WRITTEN TASK: Scan the following material for the string "EBEBEB" and copy each line in which it appears.

(Figure content listings)
◇ ◇ ◇ ◇

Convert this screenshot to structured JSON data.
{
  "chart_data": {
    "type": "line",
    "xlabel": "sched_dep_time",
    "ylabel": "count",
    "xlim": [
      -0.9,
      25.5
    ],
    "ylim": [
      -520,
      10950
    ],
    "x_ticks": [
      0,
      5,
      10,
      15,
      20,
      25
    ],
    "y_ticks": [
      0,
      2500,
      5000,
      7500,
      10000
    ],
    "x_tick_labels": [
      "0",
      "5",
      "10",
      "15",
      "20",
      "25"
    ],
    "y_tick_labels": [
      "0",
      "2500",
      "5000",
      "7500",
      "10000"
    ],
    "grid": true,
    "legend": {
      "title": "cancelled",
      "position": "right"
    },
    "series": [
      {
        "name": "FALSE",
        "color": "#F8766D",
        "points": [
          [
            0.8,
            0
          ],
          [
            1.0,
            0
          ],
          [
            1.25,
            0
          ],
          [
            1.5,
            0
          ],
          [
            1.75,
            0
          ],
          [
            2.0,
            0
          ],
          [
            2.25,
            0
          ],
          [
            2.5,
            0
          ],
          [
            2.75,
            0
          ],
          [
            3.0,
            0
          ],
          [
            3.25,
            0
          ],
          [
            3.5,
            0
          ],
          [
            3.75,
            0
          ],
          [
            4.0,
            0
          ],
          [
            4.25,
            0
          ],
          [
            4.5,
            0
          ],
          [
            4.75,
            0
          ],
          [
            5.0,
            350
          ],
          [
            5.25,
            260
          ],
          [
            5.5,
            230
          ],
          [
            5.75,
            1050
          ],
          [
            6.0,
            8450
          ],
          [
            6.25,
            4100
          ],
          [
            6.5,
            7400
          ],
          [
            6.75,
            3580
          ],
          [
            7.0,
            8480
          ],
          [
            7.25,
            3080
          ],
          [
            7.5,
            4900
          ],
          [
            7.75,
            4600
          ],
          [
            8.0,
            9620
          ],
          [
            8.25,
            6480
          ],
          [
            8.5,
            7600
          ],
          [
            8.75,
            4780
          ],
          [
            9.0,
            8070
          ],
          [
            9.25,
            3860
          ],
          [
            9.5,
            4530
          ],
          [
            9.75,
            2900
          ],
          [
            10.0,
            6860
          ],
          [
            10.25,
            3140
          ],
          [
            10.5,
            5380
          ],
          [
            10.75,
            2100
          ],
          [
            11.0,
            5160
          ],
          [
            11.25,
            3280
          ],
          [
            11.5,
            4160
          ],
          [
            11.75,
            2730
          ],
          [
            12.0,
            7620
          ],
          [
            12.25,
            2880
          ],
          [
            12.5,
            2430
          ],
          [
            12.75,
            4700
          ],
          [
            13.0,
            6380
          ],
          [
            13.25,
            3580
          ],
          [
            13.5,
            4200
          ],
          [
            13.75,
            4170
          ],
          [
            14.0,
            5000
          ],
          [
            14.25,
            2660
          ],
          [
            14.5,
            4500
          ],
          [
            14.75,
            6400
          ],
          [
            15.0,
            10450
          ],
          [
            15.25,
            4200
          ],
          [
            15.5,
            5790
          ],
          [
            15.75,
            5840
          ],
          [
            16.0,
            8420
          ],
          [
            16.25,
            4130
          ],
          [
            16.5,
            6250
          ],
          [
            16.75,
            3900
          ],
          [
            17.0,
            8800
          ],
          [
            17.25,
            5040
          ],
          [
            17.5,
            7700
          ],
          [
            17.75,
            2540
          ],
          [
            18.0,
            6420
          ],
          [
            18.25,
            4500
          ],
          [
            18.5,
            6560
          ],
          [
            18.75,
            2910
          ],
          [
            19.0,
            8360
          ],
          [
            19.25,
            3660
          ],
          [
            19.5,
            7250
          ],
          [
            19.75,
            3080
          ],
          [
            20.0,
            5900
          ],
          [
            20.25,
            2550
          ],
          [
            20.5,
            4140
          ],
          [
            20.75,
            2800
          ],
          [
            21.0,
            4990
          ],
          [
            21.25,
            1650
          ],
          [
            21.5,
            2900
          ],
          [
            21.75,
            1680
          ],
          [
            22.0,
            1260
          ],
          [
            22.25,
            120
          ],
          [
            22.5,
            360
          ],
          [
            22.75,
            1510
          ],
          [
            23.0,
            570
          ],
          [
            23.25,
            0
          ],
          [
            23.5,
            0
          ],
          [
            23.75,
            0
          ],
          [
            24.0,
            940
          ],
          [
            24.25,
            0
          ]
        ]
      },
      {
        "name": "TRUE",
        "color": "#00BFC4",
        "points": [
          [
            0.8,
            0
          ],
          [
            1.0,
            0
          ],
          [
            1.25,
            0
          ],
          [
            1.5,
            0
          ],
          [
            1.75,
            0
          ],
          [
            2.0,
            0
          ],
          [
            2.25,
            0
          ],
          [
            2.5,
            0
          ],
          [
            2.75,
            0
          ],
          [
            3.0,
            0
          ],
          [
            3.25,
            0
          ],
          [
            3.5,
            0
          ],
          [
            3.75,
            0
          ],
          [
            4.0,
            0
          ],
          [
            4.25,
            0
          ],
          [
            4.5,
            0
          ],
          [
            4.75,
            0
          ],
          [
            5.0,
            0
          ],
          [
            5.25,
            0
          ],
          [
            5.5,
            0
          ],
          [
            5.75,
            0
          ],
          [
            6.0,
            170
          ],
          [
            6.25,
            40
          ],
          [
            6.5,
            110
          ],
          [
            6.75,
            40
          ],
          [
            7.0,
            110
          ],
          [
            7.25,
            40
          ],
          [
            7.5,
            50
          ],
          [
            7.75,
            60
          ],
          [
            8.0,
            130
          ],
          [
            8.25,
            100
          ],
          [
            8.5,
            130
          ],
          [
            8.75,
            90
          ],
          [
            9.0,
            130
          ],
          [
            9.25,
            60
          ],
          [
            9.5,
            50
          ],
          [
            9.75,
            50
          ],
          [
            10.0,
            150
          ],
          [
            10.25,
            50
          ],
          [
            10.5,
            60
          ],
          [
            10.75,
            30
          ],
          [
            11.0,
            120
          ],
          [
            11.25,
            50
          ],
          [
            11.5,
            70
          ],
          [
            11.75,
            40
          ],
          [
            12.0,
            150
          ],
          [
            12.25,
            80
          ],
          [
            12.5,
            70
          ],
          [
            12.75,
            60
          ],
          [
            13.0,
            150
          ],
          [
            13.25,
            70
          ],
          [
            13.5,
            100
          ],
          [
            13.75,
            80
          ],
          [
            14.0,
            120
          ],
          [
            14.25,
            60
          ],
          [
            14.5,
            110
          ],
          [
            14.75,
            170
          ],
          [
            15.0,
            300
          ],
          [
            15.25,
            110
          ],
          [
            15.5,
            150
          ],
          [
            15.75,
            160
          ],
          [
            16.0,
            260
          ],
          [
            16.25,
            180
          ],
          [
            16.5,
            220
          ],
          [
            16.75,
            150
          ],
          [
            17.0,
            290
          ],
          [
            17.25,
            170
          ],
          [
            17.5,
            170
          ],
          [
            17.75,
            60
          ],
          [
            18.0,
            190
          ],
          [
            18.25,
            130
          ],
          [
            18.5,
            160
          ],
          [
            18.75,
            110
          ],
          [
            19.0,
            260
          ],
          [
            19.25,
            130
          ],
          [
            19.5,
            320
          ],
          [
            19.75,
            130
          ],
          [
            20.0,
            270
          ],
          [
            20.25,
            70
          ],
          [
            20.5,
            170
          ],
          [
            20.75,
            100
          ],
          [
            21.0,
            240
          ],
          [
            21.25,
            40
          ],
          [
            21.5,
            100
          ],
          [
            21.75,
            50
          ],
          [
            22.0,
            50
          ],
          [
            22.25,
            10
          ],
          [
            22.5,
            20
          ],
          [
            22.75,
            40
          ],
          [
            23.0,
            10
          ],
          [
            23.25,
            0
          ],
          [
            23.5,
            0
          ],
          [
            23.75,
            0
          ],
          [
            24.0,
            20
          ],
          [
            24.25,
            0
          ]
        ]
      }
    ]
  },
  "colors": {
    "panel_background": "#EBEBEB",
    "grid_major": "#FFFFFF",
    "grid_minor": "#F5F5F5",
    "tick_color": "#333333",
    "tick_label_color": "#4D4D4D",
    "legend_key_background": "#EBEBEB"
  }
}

◇ ◇ ◇ ◇

COMPLETED TASK:
    "panel_background": "#EBEBEB",
    "legend_key_background": "#EBEBEB"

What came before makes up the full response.